[17] Second, the appellant challenges the application judge’s conclusion that the respondent’s conduct did not amount to oppression, unfair prejudice or unfair disregard. In this regard, the appellant argues that the application judge erred by finding that the negotiations between the parties were ongoing, as the negotiations had ceased in the fall of 2017. In addition, the appellant complains that the application judge failed to consider relevant evidence and make essential findings of fact relating to the establishment of the preconditions to negotiations, the respondent’s inconsistent conduct of locking the garage doors when the building itself was unlocked, and of maintaining a higher security standard for the appellant than for other unit holders who offered their premises for rental to Airbnb.

- RECORDS SUPPLIED:
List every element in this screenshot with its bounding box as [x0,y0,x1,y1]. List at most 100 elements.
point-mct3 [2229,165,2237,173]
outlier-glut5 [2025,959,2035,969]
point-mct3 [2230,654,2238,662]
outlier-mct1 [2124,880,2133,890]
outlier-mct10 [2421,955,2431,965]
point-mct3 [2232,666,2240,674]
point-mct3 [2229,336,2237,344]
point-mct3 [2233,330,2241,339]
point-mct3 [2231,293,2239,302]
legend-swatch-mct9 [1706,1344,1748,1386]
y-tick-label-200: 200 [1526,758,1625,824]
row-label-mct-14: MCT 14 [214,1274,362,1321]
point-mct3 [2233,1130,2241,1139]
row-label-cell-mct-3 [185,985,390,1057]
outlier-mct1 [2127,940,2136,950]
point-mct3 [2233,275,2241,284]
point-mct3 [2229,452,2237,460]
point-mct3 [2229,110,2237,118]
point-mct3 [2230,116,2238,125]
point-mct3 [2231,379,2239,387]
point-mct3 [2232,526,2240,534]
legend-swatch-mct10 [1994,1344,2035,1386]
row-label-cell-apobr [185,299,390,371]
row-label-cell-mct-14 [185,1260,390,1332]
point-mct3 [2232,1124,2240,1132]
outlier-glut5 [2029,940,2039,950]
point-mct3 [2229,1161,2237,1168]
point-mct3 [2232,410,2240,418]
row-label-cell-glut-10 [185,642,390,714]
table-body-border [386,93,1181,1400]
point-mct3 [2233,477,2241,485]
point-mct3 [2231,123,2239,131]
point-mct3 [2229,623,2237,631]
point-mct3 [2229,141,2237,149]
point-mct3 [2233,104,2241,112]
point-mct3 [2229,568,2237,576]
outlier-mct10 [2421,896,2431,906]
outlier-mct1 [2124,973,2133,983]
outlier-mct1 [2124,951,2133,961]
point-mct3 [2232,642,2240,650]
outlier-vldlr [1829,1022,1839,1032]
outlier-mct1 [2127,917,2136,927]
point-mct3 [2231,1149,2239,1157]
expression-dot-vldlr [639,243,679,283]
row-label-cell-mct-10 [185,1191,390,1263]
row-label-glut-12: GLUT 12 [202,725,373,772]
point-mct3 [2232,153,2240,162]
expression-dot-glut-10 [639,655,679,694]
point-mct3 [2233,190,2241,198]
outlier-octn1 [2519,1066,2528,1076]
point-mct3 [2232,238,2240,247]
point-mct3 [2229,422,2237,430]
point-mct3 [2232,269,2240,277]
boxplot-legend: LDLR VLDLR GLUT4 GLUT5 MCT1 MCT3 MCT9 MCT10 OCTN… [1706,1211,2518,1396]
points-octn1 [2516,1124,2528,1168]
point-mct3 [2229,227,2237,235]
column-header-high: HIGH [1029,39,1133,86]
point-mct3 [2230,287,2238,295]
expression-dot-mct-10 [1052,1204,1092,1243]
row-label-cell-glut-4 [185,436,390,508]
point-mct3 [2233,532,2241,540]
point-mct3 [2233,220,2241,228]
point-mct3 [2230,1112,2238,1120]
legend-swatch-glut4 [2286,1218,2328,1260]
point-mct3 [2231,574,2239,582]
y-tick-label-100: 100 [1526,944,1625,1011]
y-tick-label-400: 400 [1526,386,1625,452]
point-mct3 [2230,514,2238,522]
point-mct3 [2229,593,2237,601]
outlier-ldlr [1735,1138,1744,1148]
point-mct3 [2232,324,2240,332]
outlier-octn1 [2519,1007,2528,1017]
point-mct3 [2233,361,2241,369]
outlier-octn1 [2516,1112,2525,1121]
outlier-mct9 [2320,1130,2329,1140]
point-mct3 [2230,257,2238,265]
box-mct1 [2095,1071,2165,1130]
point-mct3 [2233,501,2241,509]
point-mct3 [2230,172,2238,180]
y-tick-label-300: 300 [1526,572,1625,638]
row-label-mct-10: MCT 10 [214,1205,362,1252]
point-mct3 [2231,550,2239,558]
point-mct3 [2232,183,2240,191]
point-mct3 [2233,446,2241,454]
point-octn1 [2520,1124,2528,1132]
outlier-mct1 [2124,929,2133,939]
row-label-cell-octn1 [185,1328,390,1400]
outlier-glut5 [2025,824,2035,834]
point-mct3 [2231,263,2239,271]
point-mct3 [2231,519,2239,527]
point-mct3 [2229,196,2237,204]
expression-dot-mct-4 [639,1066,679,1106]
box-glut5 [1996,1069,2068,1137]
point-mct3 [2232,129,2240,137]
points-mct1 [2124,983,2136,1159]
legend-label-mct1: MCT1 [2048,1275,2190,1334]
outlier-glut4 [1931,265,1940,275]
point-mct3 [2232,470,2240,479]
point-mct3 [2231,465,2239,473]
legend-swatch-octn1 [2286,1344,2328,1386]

- PROBLEM STATEMENT:
Answer these questions from the appeal excerpt.
(a) According to the appellant, when had the negotiations between the parties ceased?
(b) Which doors did the respondent lock while the building itself was unlocked?
(c) To whom did other unit holders offer their premises for rental?
The records are not needed for what comes next.

- RESULT:
(a) In the fall of 2017.
(b) The garage doors.
(c) To Airbnb.